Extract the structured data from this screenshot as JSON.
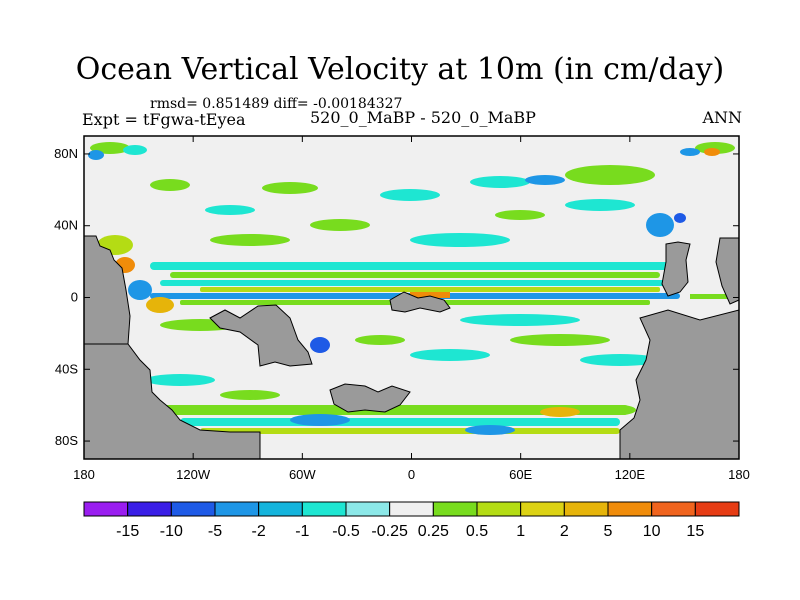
{
  "title": "Ocean Vertical Velocity at 10m (in cm/day)",
  "stats_line": "rmsd= 0.851489 diff= -0.00184327",
  "left_label": "Expt = tFgwa-tEyea",
  "center_label": "520_0_MaBP - 520_0_MaBP",
  "right_label": "ANN",
  "x_ticks": [
    "180",
    "120W",
    "60W",
    "0",
    "60E",
    "120E",
    "180"
  ],
  "y_ticks": [
    "80N",
    "40N",
    "0",
    "40S",
    "80S"
  ],
  "colorbar": {
    "labels": [
      "-15",
      "-10",
      "-5",
      "-2",
      "-1",
      "-0.5",
      "-0.25",
      "0.25",
      "0.5",
      "1",
      "2",
      "5",
      "10",
      "15"
    ],
    "colors": [
      "#9a1ef0",
      "#3a1ee6",
      "#1e5ae6",
      "#1e96e6",
      "#14b4dc",
      "#1ee6d2",
      "#8ce8e8",
      "#f0f0f0",
      "#78dc1e",
      "#b4dc14",
      "#dcd214",
      "#e6b40a",
      "#f08c0a",
      "#f0641e",
      "#e63c14"
    ]
  },
  "colors": {
    "land": "#9a9a9a",
    "ocean_background": "#f0f0f0",
    "frame": "#000000"
  }
}
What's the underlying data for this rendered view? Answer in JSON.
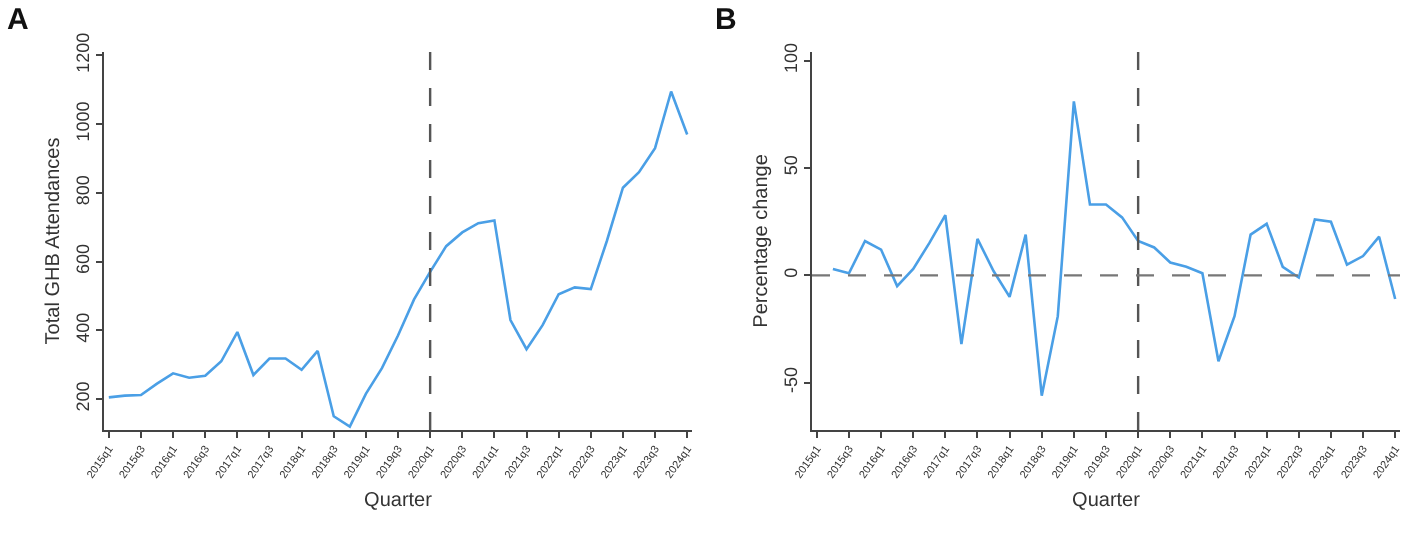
{
  "chart_data": [
    {
      "type": "line",
      "title": "A",
      "xlabel": "Quarter",
      "ylabel": "Total GHB Attendances",
      "categories": [
        "2015q1",
        null,
        "2015q3",
        null,
        "2016q1",
        null,
        "2016q3",
        null,
        "2017q1",
        null,
        "2017q3",
        null,
        "2018q1",
        null,
        "2018q3",
        null,
        "2019q1",
        null,
        "2019q3",
        null,
        "2020q1",
        null,
        "2020q3",
        null,
        "2021q1",
        null,
        "2021q3",
        null,
        "2022q1",
        null,
        "2022q3",
        null,
        "2023q1",
        null,
        "2023q3",
        null,
        "2024q1"
      ],
      "series": [
        {
          "color": "#4a9fe6",
          "values": [
            205,
            210,
            212,
            245,
            275,
            262,
            268,
            310,
            395,
            270,
            318,
            318,
            285,
            340,
            150,
            120,
            215,
            290,
            385,
            490,
            570,
            645,
            685,
            712,
            720,
            430,
            345,
            415,
            505,
            525,
            520,
            660,
            815,
            860,
            930,
            1095,
            970
          ]
        }
      ],
      "ylim": [
        110,
        1210
      ],
      "yticks": [
        200,
        400,
        600,
        800,
        1000,
        1200
      ],
      "grid": false,
      "marker": "none",
      "line_style": "solid",
      "ref_lines": [
        {
          "axis": "x",
          "value": "2020q1",
          "color": "#555555",
          "line_style": "dashed"
        }
      ]
    },
    {
      "type": "line",
      "title": "B",
      "xlabel": "Quarter",
      "ylabel": "Percentage change",
      "categories": [
        "2015q1",
        null,
        "2015q3",
        null,
        "2016q1",
        null,
        "2016q3",
        null,
        "2017q1",
        null,
        "2017q3",
        null,
        "2018q1",
        null,
        "2018q3",
        null,
        "2019q1",
        null,
        "2019q3",
        null,
        "2020q1",
        null,
        "2020q3",
        null,
        "2021q1",
        null,
        "2021q3",
        null,
        "2022q1",
        null,
        "2022q3",
        null,
        "2023q1",
        null,
        "2023q3",
        null,
        "2024q1"
      ],
      "series": [
        {
          "color": "#4a9fe6",
          "values": [
            null,
            3,
            1,
            16,
            12,
            -5,
            3,
            15,
            28,
            -32,
            17,
            2,
            -10,
            19,
            -56,
            -19,
            81,
            33,
            33,
            27,
            16,
            13,
            6,
            4,
            1,
            -40,
            -19,
            19,
            24,
            4,
            -1,
            26,
            25,
            5,
            9,
            18,
            -11
          ]
        }
      ],
      "ylim": [
        -72,
        104
      ],
      "yticks": [
        -50,
        0,
        50,
        100
      ],
      "grid": false,
      "marker": "none",
      "line_style": "solid",
      "ref_lines": [
        {
          "axis": "x",
          "value": "2020q1",
          "color": "#555555",
          "line_style": "dashed"
        },
        {
          "axis": "y",
          "value": 0,
          "color": "#777777",
          "line_style": "dashed"
        }
      ]
    }
  ]
}
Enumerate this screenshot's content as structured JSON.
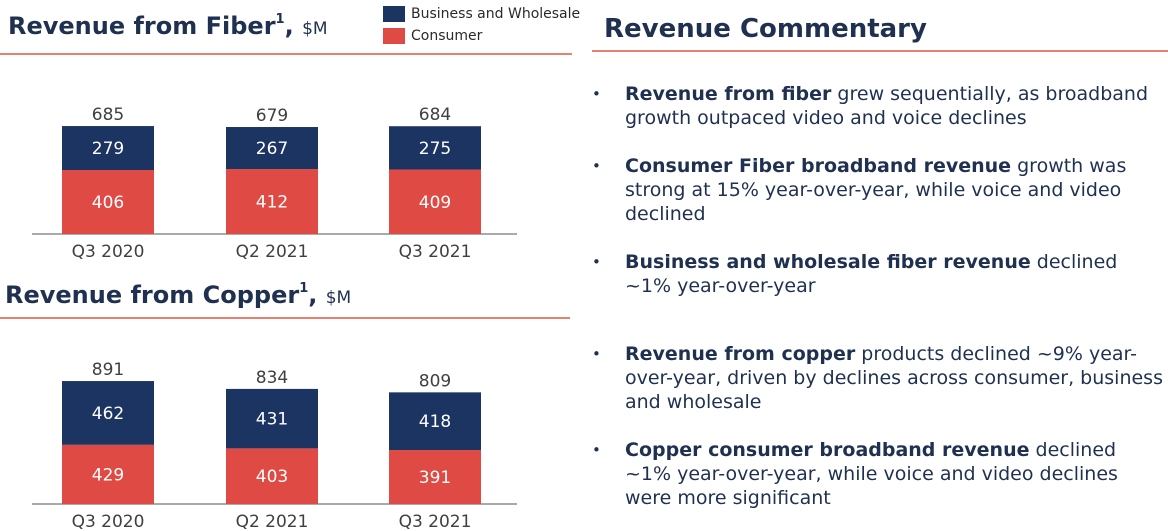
{
  "colors": {
    "business": "#1c3461",
    "consumer": "#e04a44",
    "title": "#1f3050",
    "rule": "#e8826f"
  },
  "legend": {
    "business": "Business and Wholesale",
    "consumer": "Consumer"
  },
  "fiber_title": {
    "main": "Revenue from Fiber",
    "sup": "1",
    "comma": ",",
    "unit": "$M"
  },
  "copper_title": {
    "main": "Revenue from Copper",
    "sup": "1",
    "comma": ",",
    "unit": "$M"
  },
  "commentary": {
    "title": "Revenue Commentary",
    "bullet_symbol": "•",
    "items": [
      {
        "bold": "Revenue from fiber",
        "text": " grew sequentially, as broadband growth outpaced video and voice declines"
      },
      {
        "bold": "Consumer Fiber broadband revenue",
        "text": " growth was strong at 15% year-over-year, while voice and video declined"
      },
      {
        "bold": "Business and wholesale fiber revenue",
        "text": " declined ~1% year-over-year"
      },
      {
        "bold": "Revenue from copper",
        "text": " products declined ~9% year-over-year, driven by declines across consumer, business and wholesale"
      },
      {
        "bold": "Copper consumer broadband revenue",
        "text": " declined ~1% year-over-year, while voice and video declines were more significant"
      }
    ]
  },
  "chart_data": [
    {
      "type": "bar",
      "stacked": true,
      "title": "Revenue from Fiber1, $M",
      "categories": [
        "Q3 2020",
        "Q2 2021",
        "Q3 2021"
      ],
      "series": [
        {
          "name": "Consumer",
          "values": [
            406,
            412,
            409
          ]
        },
        {
          "name": "Business and Wholesale",
          "values": [
            279,
            267,
            275
          ]
        }
      ],
      "totals": [
        685,
        679,
        684
      ],
      "ylim": [
        0,
        700
      ],
      "grid": false,
      "legend": "top"
    },
    {
      "type": "bar",
      "stacked": true,
      "title": "Revenue from Copper1, $M",
      "categories": [
        "Q3 2020",
        "Q2 2021",
        "Q3 2021"
      ],
      "series": [
        {
          "name": "Consumer",
          "values": [
            429,
            403,
            391
          ]
        },
        {
          "name": "Business and Wholesale",
          "values": [
            462,
            431,
            418
          ]
        }
      ],
      "totals": [
        891,
        834,
        809
      ],
      "ylim": [
        0,
        900
      ],
      "grid": false,
      "legend": "top"
    }
  ]
}
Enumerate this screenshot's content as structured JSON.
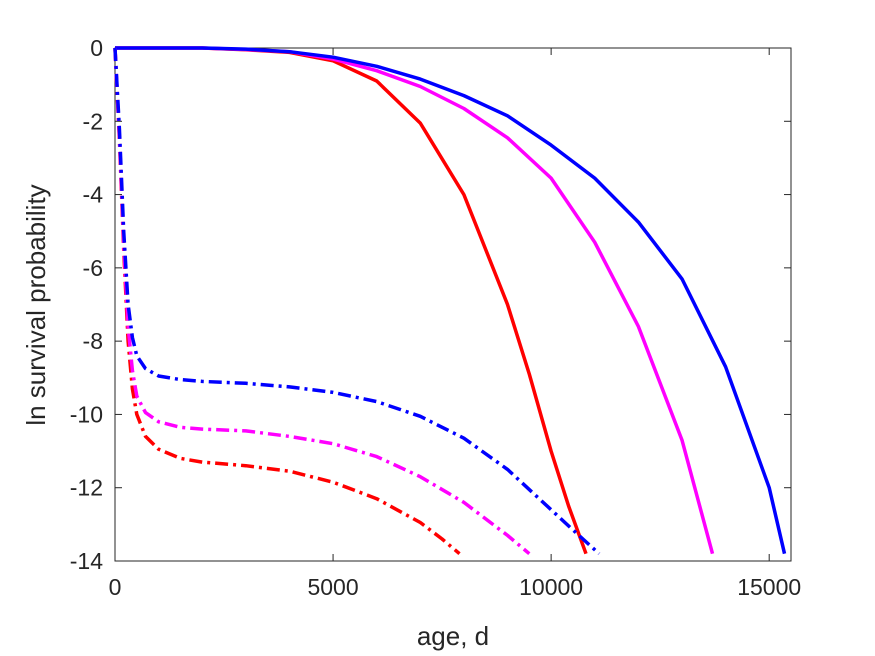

**Problem details:**
From the entries above, select each line containing the string "voice".

**Answer to this problem:**
        "text": " grew sequentially, as broadband growth outpaced video and voice declines"
        "text": " growth was strong at 15% year-over-year, while voice and video declined"
        "text": " declined ~1% year-over-year, while voice and video declines were more significant"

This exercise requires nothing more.